### AUSGEWÄHLTER TEXT
..............................
Beza Projekt: Design fürs Coworking.
Interview mit den Designerinnen Zofia Strumiłło-Sukiennik und Anna Łoskiewicz-Zakrzewska
Coworking ist momentan das am schnellsten wachsende Segment in der gesamten Office-Branche. Innerhalb der letzten fünf Jahre ist der entsprechende Markt weltweit um das Elffache gewachsen. Allein in Warschau gibt es über 100 Coworking-Spaces.
Das Architekturstudio Beza Projekt besteht aus zwei jungen Designerinnen: Zofia Strumiłło-Sukiennik (ZSS) und Anna Łoskiewicz-Zakrzewska (ALZ) konnten ihre kreativen Entwürfe schon in den Bürointerieurs von NEST,Ul, Hand Made oder LAB etablieren.
Das Interview führte Danuta Pawlik (DP), Corporate Communications Managerin am Schattdecor-Standort Tarnowo Podgórne.
DP: Warum sind gemeinschaftlich genutzte Co-Worksspaces aktuell so im Trend? Welche gesellschaftlichen und geschäftlichen Bedürfnisse beantworten sie eurer Meinung nach?
ZSS: Ich denke, dieser Trend entstand, weil die Menschen verstanden haben, wie viel Zeit ihres Lebens sie eigentlich bei der Arbeit verbringen und dass die Arbeit ihr Leben im Kern bestimmt. Warum sollten sie ihre Zeit also in total langweiligen, neutralen, minimalistischen Büros
verbringen, wenn ein solcher Raum im Gegenteil doch auch angenehm sein und eine wohnliche Atmosphäre bieten kann?
Ganz nebenbei hat sich übrigens auch die Art und Weise, wie wir arbeiten, verändert: wir wollen Effizienz und Kreativität mehr Raum geben; die Aufgaben, die wir leisten, verändern sich, und der Raum um uns herum sollte uns motivieren.
DP: Welche Voraussetzungen sollte ein typischer Coworking-Space erfüllen? Und welche Menschen nutzen Coworking-Spaces überhaupt? Was genau erwarten die Nutzer von Coworking-Spaces?
..............................
### AUFGABENBESCHREIBUNG
Beantworte diese Fragen zum Text über Design fürs Coworking:
(a) Wie viele Coworking-Spaces gibt es allein in Warschau?
(b) Wer führte das Interview?
(c) Was sollte laut Zofia Strumiłło-Sukiennik der Raum um uns herum tun?

[Datensatzeinträge]
..............................
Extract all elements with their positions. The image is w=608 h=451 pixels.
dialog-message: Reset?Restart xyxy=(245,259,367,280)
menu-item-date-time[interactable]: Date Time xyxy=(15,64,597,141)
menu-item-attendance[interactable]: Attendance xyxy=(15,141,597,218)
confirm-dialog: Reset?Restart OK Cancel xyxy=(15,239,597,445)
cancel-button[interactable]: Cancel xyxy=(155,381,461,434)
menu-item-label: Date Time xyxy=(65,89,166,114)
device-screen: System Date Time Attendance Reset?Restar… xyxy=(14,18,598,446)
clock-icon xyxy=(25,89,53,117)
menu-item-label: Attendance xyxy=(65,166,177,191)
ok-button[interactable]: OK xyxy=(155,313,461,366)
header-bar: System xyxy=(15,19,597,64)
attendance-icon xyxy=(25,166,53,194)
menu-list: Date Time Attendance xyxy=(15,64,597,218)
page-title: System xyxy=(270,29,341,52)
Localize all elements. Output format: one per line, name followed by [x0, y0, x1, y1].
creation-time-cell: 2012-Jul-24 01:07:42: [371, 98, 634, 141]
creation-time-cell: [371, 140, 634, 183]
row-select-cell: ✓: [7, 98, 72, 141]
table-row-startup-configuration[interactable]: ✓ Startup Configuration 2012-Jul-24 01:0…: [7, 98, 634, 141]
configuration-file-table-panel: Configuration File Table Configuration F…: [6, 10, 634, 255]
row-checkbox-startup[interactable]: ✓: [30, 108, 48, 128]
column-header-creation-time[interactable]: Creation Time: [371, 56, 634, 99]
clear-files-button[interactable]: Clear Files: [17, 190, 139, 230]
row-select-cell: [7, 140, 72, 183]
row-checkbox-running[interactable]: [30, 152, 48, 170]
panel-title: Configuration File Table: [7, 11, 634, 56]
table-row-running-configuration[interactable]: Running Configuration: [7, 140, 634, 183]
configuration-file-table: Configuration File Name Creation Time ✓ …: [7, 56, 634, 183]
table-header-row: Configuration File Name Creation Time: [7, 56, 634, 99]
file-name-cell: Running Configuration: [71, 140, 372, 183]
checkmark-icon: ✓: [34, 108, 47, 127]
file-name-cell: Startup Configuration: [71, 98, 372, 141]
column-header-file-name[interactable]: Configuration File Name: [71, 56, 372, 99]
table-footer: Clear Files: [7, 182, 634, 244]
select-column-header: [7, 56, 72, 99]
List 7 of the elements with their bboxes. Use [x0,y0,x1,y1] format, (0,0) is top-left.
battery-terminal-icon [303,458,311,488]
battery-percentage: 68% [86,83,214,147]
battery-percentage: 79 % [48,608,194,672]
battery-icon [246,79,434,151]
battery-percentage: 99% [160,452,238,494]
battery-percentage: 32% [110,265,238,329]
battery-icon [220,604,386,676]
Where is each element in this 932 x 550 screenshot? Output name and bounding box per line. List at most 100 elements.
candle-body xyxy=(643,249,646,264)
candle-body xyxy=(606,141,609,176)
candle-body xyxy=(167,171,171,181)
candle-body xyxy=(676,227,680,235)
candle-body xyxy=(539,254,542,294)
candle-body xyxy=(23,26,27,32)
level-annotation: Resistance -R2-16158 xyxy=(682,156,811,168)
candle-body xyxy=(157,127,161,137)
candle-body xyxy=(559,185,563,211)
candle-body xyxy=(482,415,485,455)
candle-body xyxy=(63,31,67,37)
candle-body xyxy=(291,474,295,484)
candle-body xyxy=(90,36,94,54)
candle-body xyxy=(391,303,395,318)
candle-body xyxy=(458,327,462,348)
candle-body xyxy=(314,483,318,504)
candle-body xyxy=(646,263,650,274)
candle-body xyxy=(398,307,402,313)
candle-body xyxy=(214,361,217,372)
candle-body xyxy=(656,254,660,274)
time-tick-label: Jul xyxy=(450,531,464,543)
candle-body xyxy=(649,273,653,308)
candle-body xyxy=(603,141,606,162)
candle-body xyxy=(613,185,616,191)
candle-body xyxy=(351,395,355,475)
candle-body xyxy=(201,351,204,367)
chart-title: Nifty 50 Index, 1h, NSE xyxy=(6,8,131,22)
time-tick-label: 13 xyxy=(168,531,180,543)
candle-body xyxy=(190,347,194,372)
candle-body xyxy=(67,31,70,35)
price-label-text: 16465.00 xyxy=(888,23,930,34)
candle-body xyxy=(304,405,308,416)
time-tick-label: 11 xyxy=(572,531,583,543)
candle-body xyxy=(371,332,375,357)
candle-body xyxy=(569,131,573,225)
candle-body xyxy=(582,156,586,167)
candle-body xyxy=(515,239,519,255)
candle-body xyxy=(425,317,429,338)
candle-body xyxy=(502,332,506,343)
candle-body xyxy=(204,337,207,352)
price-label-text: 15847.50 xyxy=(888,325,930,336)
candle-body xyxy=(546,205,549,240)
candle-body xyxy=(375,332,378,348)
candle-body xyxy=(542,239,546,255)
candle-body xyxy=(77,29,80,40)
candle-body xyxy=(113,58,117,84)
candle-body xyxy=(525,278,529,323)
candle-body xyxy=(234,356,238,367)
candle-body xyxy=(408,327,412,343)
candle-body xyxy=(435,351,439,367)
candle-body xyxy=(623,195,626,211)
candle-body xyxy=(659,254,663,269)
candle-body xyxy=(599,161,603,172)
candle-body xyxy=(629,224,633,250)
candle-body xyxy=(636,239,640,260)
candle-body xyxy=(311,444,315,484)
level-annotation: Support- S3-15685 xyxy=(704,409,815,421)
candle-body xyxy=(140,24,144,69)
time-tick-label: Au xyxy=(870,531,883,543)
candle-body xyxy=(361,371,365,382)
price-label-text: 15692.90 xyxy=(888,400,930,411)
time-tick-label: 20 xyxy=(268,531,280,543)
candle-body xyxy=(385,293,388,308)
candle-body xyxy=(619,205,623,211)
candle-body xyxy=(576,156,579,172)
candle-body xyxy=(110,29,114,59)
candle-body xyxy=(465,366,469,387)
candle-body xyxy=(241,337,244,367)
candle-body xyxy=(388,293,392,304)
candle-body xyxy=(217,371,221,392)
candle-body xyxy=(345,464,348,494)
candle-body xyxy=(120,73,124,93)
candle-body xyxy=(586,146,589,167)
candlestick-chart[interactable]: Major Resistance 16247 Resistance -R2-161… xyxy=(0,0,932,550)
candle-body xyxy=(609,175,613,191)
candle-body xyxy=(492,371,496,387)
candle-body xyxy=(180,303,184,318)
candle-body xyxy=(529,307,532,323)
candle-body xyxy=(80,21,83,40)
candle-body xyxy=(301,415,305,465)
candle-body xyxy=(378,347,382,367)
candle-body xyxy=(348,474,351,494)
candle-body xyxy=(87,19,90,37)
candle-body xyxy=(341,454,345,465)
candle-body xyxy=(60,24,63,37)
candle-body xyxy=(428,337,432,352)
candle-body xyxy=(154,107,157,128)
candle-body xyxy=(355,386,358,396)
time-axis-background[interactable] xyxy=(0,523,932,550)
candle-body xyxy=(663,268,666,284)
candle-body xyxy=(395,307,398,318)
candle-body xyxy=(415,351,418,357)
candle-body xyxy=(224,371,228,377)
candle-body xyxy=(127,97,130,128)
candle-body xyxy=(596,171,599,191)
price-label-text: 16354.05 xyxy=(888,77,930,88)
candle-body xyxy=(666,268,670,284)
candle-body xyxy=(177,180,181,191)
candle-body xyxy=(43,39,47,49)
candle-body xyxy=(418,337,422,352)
..............................
### ERWARTETE ANTWORT
(a) Über 100.
(b) Danuta Pawlik, Corporate Communications Managerin am Schattdecor-Standort Tarnowo Podgórne.
(c) Er sollte uns motivieren.